[Stored data]

((

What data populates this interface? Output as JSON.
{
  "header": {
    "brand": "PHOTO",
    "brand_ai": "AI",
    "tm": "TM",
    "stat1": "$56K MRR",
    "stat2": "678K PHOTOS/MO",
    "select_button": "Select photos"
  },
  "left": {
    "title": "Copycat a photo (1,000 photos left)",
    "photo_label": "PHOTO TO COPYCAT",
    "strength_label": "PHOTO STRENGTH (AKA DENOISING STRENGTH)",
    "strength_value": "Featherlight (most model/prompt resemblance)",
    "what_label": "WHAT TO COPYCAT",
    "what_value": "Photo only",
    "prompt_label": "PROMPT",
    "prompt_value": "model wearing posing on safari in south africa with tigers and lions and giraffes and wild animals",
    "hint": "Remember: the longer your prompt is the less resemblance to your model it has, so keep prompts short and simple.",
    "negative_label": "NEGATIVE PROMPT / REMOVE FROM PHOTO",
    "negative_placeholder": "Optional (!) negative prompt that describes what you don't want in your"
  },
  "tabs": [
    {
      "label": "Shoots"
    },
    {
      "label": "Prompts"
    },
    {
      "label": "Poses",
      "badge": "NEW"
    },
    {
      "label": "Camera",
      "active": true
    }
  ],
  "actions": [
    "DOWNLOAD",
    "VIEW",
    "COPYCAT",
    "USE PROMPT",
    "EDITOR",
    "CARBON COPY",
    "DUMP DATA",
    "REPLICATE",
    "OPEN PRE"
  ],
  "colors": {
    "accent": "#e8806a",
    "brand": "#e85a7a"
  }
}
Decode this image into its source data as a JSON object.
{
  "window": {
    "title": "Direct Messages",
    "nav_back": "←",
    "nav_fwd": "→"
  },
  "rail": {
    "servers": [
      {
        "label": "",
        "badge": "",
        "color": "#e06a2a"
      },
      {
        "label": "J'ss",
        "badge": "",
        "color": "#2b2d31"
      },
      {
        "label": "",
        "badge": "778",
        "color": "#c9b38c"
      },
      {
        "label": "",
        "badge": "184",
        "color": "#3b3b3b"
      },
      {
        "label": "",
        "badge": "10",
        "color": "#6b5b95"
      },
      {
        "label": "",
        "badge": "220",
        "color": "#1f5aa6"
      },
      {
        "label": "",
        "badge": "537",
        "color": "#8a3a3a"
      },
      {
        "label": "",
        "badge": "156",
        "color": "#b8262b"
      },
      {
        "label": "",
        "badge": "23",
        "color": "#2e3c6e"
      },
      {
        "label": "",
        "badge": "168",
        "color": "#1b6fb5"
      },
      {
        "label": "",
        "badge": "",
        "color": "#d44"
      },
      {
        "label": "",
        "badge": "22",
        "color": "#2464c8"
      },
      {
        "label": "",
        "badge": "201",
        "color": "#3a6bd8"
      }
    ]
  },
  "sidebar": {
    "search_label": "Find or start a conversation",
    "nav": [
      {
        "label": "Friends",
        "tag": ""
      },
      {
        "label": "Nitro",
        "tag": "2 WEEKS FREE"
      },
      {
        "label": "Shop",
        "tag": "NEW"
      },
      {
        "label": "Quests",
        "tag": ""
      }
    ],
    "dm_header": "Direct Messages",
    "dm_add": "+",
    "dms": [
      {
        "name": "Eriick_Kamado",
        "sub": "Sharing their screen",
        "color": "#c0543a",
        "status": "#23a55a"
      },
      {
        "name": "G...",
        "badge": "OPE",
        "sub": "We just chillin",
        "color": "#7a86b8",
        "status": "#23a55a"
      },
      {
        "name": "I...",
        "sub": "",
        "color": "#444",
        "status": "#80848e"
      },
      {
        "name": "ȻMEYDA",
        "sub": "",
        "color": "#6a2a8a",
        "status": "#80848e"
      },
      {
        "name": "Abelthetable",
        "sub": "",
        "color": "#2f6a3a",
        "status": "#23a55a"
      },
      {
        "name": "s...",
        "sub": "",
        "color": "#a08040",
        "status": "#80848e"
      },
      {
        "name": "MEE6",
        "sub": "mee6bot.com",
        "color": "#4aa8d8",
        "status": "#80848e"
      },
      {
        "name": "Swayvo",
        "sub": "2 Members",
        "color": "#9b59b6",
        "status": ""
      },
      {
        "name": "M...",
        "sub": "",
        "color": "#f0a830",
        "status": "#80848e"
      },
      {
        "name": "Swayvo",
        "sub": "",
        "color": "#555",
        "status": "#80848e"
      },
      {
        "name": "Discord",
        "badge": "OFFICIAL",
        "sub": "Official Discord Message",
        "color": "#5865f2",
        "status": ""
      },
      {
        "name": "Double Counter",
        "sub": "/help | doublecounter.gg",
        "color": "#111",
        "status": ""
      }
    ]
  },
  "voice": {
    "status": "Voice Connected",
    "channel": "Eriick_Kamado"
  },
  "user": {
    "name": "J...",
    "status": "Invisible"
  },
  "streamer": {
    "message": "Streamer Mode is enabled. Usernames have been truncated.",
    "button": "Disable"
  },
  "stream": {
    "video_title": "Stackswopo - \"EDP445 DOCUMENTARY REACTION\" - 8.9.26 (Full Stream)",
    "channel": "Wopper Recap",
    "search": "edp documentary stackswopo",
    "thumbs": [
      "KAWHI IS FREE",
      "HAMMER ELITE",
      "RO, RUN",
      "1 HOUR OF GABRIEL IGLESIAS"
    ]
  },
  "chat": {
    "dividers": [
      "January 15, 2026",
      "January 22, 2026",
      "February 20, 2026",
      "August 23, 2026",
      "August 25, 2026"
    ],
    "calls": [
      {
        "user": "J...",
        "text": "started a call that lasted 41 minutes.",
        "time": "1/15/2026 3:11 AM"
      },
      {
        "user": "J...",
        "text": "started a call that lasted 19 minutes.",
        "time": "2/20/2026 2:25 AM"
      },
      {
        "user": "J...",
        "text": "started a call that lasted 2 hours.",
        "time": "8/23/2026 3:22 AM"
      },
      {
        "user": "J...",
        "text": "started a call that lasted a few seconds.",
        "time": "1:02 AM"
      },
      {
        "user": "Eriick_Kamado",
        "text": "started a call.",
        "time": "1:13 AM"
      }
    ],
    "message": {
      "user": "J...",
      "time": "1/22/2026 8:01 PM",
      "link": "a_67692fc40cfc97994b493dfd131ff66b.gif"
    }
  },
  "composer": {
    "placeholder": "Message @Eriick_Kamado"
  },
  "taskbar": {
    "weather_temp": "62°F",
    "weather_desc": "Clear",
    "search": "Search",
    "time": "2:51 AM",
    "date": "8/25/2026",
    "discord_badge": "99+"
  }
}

))

◆ **Written instruction**:
Each record must be returned exactly as it is written.

◆ **Problem solution**:
What data populates this interface? Output as JSON.
{
  "header": {
    "brand": "PHOTO",
    "brand_ai": "AI",
    "tm": "TM",
    "stat1": "$56K MRR",
    "stat2": "678K PHOTOS/MO",
    "select_button": "Select photos"
  },
  "left": {
    "title": "Copycat a photo (1,000 photos left)",
    "photo_label": "PHOTO TO COPYCAT",
    "strength_label": "PHOTO STRENGTH (AKA DENOISING STRENGTH)",
    "strength_value": "Featherlight (most model/prompt resemblance)",
    "what_label": "WHAT TO COPYCAT",
    "what_value": "Photo only",
    "prompt_label": "PROMPT",
    "prompt_value": "model wearing posing on safari in south africa with tigers and lions and giraffes and wild animals",
    "hint": "Remember: the longer your prompt is the less resemblance to your model it has, so keep prompts short and simple.",
    "negative_label": "NEGATIVE PROMPT / REMOVE FROM PHOTO",
    "negative_placeholder": "Optional (!) negative prompt that describes what you don't want in your"
  },
  "tabs": [
    {
      "label": "Shoots"
    },
    {
      "label": "Prompts"
    },
    {
      "label": "Poses",
      "badge": "NEW"
    },
    {
      "label": "Camera",
      "active": true
    }
  ],
  "actions": [
    "DOWNLOAD",
    "VIEW",
    "COPYCAT",
    "USE PROMPT",
    "EDITOR",
    "CARBON COPY",
    "DUMP DATA",
    "REPLICATE",
    "OPEN PRE"
  ],
  "colors": {
    "accent": "#e8806a",
    "brand": "#e85a7a"
  }
}
Decode this image into its source data as a JSON object.
{
  "window": {
    "title": "Direct Messages",
    "nav_back": "←",
    "nav_fwd": "→"
  },
  "rail": {
    "servers": [
      {
        "label": "",
        "badge": "",
        "color": "#e06a2a"
      },
      {
        "label": "J'ss",
        "badge": "",
        "color": "#2b2d31"
      },
      {
        "label": "",
        "badge": "778",
        "color": "#c9b38c"
      },
      {
        "label": "",
        "badge": "184",
        "color": "#3b3b3b"
      },
      {
        "label": "",
        "badge": "10",
        "color": "#6b5b95"
      },
      {
        "label": "",
        "badge": "220",
        "color": "#1f5aa6"
      },
      {
        "label": "",
        "badge": "537",
        "color": "#8a3a3a"
      },
      {
        "label": "",
        "badge": "156",
        "color": "#b8262b"
      },
      {
        "label": "",
        "badge": "23",
        "color": "#2e3c6e"
      },
      {
        "label": "",
        "badge": "168",
        "color": "#1b6fb5"
      },
      {
        "label": "",
        "badge": "",
        "color": "#d44"
      },
      {
        "label": "",
        "badge": "22",
        "color": "#2464c8"
      },
      {
        "label": "",
        "badge": "201",
        "color": "#3a6bd8"
      }
    ]
  },
  "sidebar": {
    "search_label": "Find or start a conversation",
    "nav": [
      {
        "label": "Friends",
        "tag": ""
      },
      {
        "label": "Nitro",
        "tag": "2 WEEKS FREE"
      },
      {
        "label": "Shop",
        "tag": "NEW"
      },
      {
        "label": "Quests",
        "tag": ""
      }
    ],
    "dm_header": "Direct Messages",
    "dm_add": "+",
    "dms": [
      {
        "name": "Eriick_Kamado",
        "sub": "Sharing their screen",
        "color": "#c0543a",
        "status": "#23a55a"
      },
      {
        "name": "G...",
        "badge": "OPE",
        "sub": "We just chillin",
        "color": "#7a86b8",
        "status": "#23a55a"
      },
      {
        "name": "I...",
        "sub": "",
        "color": "#444",
        "status": "#80848e"
      },
      {
        "name": "ȻMEYDA",
        "sub": "",
        "color": "#6a2a8a",
        "status": "#80848e"
      },
      {
        "name": "Abelthetable",
        "sub": "",
        "color": "#2f6a3a",
        "status": "#23a55a"
      },
      {
        "name": "s...",
        "sub": "",
        "color": "#a08040",
        "status": "#80848e"
      },
      {
        "name": "MEE6",
        "sub": "mee6bot.com",
        "color": "#4aa8d8",
        "status": "#80848e"
      },
      {
        "name": "Swayvo",
        "sub": "2 Members",
        "color": "#9b59b6",
        "status": ""
      },
      {
        "name": "M...",
        "sub": "",
        "color": "#f0a830",
        "status": "#80848e"
      },
      {
        "name": "Swayvo",
        "sub": "",
        "color": "#555",
        "status": "#80848e"
      },
      {
        "name": "Discord",
        "badge": "OFFICIAL",
        "sub": "Official Discord Message",
        "color": "#5865f2",
        "status": ""
      },
      {
        "name": "Double Counter",
        "sub": "/help | doublecounter.gg",
        "color": "#111",
        "status": ""
      }
    ]
  },
  "voice": {
    "status": "Voice Connected",
    "channel": "Eriick_Kamado"
  },
  "user": {
    "name": "J...",
    "status": "Invisible"
  },
  "streamer": {
    "message": "Streamer Mode is enabled. Usernames have been truncated.",
    "button": "Disable"
  },
  "stream": {
    "video_title": "Stackswopo - \"EDP445 DOCUMENTARY REACTION\" - 8.9.26 (Full Stream)",
    "channel": "Wopper Recap",
    "search": "edp documentary stackswopo",
    "thumbs": [
      "KAWHI IS FREE",
      "HAMMER ELITE",
      "RO, RUN",
      "1 HOUR OF GABRIEL IGLESIAS"
    ]
  },
  "chat": {
    "dividers": [
      "January 15, 2026",
      "January 22, 2026",
      "February 20, 2026",
      "August 23, 2026",
      "August 25, 2026"
    ],
    "calls": [
      {
        "user": "J...",
        "text": "started a call that lasted 41 minutes.",
        "time": "1/15/2026 3:11 AM"
      },
      {
        "user": "J...",
        "text": "started a call that lasted 19 minutes.",
        "time": "2/20/2026 2:25 AM"
      },
      {
        "user": "J...",
        "text": "started a call that lasted 2 hours.",
        "time": "8/23/2026 3:22 AM"
      },
      {
        "user": "J...",
        "text": "started a call that lasted a few seconds.",
        "time": "1:02 AM"
      },
      {
        "user": "Eriick_Kamado",
        "text": "started a call.",
        "time": "1:13 AM"
      }
    ],
    "message": {
      "user": "J...",
      "time": "1/22/2026 8:01 PM",
      "link": "a_67692fc40cfc97994b493dfd131ff66b.gif"
    }
  },
  "composer": {
    "placeholder": "Message @Eriick_Kamado"
  },
  "taskbar": {
    "weather_temp": "62°F",
    "weather_desc": "Clear",
    "search": "Search",
    "time": "2:51 AM",
    "date": "8/25/2026",
    "discord_badge": "99+"
  }
}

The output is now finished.